YOUR TASK:
Lines containing the string "name" are to be collected in full.

DATA ENTRIES:

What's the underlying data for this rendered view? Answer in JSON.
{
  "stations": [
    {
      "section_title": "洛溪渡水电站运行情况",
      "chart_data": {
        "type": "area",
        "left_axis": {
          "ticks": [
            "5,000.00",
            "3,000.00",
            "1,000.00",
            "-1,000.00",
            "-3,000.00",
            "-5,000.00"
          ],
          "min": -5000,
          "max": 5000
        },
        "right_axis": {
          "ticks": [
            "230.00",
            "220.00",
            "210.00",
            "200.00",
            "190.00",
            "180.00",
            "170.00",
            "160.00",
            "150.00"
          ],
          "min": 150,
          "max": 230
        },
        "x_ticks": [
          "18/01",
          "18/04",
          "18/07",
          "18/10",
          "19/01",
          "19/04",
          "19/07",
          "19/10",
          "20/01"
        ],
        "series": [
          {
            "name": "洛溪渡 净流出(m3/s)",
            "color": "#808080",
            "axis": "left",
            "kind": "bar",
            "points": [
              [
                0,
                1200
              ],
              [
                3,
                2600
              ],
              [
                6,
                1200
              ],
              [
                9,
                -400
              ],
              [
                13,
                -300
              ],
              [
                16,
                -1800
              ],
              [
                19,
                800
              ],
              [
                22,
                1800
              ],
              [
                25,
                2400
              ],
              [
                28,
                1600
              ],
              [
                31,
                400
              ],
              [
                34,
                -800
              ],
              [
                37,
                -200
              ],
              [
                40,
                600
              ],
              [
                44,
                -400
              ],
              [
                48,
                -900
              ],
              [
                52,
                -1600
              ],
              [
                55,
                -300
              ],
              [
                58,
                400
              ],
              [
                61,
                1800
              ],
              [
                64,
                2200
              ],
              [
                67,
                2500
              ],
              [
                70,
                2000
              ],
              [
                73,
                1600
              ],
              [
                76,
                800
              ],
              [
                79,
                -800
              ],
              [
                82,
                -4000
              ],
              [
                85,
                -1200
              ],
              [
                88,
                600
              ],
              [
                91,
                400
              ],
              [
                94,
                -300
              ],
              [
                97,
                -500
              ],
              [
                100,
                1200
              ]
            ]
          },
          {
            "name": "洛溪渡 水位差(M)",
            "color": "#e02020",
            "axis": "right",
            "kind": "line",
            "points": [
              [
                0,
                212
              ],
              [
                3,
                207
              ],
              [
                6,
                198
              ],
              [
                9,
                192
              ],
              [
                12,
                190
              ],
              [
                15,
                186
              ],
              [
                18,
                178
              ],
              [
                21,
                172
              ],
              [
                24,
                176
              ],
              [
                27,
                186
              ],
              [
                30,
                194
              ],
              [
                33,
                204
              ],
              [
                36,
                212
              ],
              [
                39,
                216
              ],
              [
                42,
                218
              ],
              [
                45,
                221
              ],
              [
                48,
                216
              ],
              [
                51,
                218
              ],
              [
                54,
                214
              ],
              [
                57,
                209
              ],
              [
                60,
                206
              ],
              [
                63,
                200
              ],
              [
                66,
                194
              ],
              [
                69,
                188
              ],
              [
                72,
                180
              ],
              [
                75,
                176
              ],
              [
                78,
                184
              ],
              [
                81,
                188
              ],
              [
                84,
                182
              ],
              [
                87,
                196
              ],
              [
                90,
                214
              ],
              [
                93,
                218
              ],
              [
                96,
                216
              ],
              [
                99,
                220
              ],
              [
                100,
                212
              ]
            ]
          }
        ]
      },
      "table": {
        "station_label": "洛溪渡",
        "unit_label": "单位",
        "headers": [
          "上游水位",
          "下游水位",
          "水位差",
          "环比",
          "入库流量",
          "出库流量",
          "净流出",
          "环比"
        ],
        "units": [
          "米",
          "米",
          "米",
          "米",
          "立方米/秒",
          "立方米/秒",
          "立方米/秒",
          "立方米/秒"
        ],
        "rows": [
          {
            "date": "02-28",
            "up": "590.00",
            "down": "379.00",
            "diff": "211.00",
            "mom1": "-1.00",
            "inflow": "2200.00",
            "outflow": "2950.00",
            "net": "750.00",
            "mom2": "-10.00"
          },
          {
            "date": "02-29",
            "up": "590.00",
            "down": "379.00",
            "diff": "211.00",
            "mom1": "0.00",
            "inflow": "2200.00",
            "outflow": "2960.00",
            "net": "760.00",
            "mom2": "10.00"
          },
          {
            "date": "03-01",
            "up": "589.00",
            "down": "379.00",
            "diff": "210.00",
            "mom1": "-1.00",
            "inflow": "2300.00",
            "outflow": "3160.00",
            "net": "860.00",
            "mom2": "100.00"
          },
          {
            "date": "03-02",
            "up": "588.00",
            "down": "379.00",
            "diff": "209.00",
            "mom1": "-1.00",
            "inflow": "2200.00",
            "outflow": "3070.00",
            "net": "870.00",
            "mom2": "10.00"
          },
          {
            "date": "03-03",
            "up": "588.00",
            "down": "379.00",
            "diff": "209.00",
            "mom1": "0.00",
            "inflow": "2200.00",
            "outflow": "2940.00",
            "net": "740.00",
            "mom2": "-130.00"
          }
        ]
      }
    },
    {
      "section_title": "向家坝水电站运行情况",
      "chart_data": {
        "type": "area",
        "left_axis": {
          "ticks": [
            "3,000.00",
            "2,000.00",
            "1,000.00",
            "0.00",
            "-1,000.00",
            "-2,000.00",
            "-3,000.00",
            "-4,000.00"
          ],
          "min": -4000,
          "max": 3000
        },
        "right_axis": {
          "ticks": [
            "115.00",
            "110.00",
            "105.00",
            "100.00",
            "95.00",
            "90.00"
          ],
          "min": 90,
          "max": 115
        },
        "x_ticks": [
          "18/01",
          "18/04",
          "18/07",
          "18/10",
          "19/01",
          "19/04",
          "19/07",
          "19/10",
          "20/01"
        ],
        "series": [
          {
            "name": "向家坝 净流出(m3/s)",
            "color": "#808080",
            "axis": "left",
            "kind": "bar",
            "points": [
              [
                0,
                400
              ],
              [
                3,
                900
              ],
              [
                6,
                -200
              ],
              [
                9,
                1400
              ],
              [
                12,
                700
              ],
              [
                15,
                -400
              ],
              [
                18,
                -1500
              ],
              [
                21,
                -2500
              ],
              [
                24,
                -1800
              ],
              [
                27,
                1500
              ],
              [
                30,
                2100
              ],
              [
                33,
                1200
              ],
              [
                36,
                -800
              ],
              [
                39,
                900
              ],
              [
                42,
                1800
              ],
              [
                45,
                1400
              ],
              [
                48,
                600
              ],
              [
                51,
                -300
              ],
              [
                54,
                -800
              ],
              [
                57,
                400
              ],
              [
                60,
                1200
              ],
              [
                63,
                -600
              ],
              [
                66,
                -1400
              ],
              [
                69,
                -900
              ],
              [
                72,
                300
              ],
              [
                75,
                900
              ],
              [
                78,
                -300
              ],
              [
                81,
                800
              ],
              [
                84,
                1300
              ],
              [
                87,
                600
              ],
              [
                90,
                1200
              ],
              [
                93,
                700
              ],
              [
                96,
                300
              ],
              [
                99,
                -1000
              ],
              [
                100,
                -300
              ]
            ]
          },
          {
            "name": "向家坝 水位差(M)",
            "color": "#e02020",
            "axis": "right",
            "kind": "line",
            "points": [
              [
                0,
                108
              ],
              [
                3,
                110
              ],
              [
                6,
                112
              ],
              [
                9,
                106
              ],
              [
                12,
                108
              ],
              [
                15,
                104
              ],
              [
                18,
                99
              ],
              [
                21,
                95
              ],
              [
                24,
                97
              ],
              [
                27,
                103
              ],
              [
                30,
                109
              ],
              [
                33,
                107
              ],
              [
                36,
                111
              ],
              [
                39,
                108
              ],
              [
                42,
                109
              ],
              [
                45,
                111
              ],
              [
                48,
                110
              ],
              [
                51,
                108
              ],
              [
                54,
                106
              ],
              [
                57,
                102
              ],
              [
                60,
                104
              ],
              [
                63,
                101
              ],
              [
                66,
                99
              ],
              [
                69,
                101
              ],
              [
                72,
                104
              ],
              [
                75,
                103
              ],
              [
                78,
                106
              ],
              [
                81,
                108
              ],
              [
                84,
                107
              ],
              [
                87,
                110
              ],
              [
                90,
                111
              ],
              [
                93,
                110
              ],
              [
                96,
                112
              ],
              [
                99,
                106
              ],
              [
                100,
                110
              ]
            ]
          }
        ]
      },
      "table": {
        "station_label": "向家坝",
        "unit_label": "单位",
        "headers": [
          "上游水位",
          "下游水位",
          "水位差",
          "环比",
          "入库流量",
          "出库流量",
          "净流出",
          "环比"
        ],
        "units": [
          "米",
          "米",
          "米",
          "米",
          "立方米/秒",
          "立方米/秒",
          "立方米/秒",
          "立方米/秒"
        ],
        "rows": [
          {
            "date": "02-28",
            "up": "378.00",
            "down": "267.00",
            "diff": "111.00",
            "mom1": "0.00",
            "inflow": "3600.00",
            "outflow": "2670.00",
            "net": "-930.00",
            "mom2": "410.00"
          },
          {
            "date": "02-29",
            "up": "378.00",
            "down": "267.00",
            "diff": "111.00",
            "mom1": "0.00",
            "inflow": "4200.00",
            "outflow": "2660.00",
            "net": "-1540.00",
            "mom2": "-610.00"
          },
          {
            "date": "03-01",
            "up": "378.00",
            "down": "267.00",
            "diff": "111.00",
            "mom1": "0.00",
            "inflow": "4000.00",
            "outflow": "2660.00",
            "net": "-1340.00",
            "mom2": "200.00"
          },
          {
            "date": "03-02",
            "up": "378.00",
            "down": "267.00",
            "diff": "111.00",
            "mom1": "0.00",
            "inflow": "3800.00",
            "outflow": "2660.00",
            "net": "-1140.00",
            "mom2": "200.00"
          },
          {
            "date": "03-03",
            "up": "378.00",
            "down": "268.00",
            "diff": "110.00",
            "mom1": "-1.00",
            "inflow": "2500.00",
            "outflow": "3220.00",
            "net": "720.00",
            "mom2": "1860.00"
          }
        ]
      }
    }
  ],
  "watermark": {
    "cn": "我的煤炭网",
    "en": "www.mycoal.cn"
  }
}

OUTPUT OF THE TASK:
            "name": "洛溪渡 净流出(m3/s)",
            "name": "洛溪渡 水位差(M)",
            "name": "向家坝 净流出(m3/s)",
            "name": "向家坝 水位差(M)",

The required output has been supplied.